→ What to produce
In the listing below, find every line with the string "Robert" and pull it out.

━━━ Excerpted records ━━━

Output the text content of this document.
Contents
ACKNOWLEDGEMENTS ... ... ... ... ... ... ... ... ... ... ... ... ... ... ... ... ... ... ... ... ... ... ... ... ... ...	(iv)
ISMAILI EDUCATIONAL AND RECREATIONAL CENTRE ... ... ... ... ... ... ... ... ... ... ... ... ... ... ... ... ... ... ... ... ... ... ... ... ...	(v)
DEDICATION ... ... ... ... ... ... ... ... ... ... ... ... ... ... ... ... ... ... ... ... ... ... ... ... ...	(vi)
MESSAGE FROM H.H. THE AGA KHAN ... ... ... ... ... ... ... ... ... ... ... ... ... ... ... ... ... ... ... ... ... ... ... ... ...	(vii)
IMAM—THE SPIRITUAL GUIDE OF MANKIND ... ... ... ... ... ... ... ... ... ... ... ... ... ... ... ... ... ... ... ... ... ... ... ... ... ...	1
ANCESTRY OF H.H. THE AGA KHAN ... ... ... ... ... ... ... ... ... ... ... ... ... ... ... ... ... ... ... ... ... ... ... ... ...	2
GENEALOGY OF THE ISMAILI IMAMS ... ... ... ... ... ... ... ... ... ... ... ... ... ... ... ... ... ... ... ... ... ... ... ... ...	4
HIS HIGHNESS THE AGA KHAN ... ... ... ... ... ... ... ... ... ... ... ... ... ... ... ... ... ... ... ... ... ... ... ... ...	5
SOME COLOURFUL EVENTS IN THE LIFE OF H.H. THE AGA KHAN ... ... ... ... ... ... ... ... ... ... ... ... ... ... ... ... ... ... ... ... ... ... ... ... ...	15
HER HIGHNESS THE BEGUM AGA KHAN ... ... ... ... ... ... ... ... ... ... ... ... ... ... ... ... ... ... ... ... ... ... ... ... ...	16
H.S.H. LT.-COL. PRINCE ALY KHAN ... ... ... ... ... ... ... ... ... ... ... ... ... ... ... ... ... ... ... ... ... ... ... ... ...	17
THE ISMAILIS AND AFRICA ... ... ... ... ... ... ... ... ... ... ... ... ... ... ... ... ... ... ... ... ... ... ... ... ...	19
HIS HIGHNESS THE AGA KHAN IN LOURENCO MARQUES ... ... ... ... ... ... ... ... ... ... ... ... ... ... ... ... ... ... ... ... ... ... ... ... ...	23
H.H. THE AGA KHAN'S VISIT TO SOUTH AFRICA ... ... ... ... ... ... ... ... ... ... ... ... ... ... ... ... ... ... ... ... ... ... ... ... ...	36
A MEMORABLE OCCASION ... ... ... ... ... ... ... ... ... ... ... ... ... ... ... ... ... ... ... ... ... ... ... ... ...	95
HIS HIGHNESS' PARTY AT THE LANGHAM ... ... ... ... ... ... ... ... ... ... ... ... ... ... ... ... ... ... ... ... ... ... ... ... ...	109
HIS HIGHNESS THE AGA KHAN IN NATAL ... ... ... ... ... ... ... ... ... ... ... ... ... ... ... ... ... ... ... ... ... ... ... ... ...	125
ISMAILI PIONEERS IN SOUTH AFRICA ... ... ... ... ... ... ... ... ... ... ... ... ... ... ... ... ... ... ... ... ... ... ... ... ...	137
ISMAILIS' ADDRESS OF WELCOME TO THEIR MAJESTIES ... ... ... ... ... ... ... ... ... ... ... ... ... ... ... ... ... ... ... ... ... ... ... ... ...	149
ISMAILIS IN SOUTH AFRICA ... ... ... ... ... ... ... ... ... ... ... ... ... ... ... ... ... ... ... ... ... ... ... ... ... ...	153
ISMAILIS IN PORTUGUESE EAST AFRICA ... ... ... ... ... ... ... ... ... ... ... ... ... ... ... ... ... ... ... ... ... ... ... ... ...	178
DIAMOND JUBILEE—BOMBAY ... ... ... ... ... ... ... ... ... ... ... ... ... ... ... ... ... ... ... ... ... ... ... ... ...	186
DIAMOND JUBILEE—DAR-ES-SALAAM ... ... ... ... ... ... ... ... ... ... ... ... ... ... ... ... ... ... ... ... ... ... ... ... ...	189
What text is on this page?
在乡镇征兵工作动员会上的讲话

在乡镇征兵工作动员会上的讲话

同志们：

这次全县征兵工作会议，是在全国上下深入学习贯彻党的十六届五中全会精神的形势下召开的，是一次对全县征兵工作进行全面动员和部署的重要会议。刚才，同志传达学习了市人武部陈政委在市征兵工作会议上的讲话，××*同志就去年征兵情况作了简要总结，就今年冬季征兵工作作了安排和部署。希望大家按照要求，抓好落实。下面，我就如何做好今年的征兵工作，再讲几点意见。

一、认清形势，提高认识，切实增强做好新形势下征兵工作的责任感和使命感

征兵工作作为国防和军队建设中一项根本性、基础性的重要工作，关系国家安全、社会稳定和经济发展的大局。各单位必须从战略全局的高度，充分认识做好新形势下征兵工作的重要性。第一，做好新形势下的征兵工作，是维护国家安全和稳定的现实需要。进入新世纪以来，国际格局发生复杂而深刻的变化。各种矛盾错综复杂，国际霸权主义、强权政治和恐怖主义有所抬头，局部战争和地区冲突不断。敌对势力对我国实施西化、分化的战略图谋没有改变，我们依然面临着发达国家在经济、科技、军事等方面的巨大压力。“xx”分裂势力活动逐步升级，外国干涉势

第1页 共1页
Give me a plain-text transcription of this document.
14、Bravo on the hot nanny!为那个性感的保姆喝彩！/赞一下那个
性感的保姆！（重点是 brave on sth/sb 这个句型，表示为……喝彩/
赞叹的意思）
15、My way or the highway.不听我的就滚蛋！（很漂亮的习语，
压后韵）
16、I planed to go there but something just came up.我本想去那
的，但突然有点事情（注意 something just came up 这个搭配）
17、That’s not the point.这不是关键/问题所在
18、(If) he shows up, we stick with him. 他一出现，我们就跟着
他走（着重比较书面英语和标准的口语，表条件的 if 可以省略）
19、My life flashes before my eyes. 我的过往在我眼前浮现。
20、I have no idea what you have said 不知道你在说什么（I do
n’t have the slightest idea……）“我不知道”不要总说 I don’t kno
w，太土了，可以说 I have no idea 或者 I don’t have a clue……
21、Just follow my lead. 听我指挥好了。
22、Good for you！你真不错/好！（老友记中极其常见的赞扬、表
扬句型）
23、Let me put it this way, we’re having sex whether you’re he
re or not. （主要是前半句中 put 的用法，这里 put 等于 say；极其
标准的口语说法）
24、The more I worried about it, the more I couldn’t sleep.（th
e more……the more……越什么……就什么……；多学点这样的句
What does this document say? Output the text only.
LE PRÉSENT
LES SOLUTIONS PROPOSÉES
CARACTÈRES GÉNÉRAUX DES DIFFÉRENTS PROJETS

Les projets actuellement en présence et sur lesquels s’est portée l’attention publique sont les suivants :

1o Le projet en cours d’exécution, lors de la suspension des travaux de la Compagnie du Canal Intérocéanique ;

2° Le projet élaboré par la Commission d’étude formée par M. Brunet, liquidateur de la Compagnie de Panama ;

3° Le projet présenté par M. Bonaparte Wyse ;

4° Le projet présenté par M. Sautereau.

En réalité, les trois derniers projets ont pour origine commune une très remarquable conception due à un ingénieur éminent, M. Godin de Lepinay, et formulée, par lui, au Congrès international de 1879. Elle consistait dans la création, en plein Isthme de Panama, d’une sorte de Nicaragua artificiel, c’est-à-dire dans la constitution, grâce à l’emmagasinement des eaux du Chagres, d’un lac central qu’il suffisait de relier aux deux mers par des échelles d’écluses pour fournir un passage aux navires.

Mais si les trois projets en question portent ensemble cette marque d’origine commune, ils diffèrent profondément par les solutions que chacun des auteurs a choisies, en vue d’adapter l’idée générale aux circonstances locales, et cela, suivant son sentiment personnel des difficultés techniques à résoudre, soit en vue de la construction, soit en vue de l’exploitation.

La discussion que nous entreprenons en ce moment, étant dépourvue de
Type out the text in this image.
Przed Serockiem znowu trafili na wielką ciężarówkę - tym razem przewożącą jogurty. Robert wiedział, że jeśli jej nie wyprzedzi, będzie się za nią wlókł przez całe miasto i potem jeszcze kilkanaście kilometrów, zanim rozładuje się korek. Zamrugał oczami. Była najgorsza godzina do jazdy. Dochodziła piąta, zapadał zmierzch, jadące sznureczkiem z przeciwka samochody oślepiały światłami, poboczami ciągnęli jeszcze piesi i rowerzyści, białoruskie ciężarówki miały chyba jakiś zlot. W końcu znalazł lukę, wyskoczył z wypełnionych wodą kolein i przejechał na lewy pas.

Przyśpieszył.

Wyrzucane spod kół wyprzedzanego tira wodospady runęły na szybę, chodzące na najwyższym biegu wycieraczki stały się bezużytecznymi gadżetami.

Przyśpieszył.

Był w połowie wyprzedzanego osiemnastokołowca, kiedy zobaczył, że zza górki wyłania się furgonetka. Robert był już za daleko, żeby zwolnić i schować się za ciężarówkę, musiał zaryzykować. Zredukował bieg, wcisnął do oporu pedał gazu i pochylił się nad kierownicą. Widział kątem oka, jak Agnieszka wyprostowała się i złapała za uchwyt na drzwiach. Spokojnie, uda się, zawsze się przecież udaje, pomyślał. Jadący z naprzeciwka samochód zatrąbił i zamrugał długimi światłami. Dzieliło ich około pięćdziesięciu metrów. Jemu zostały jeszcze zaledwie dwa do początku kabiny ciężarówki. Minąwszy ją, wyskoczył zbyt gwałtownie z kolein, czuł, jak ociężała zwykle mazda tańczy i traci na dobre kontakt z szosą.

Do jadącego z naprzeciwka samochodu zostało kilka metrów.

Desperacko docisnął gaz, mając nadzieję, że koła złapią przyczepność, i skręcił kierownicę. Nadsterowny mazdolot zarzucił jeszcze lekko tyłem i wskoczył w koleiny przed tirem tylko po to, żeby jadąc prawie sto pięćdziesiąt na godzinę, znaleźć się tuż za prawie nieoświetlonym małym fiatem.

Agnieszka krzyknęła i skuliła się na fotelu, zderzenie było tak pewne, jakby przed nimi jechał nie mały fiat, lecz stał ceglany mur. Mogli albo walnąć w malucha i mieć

━━━

→ Finished exercise
Przed Serockiem znowu trafili na wielką ciężarówkę - tym razem przewożącą jogurty. Robert wiedział, że jeśli jej nie wyprzedzi, będzie się za nią wlókł przez całe miasto i potem jeszcze kilkanaście kilometrów, zanim rozładuje się korek. Zamrugał oczami. Była najgorsza godzina do jazdy. Dochodziła piąta, zapadał zmierzch, jadące sznureczkiem z przeciwka samochody oślepiały światłami, poboczami ciągnęli jeszcze piesi i rowerzyści, białoruskie ciężarówki miały chyba jakiś zlot. W końcu znalazł lukę, wyskoczył z wypełnionych wodą kolein i przejechał na lewy pas.
Był w połowie wyprzedzanego osiemnastokołowca, kiedy zobaczył, że zza górki wyłania się furgonetka. Robert był już za daleko, żeby zwolnić i schować się za ciężarówkę, musiał zaryzykować. Zredukował bieg, wcisnął do oporu pedał gazu i pochylił się nad kierownicą. Widział kątem oka, jak Agnieszka wyprostowała się i złapała za uchwyt na drzwiach. Spokojnie, uda się, zawsze się przecież udaje, pomyślał. Jadący z naprzeciwka samochód zatrąbił i zamrugał długimi światłami. Dzieliło ich około pięćdziesięciu metrów. Jemu zostały jeszcze zaledwie dwa do początku kabiny ciężarówki. Minąwszy ją, wyskoczył zbyt gwałtownie z kolein, czuł, jak ociężała zwykle mazda tańczy i traci na dobre kontakt z szosą.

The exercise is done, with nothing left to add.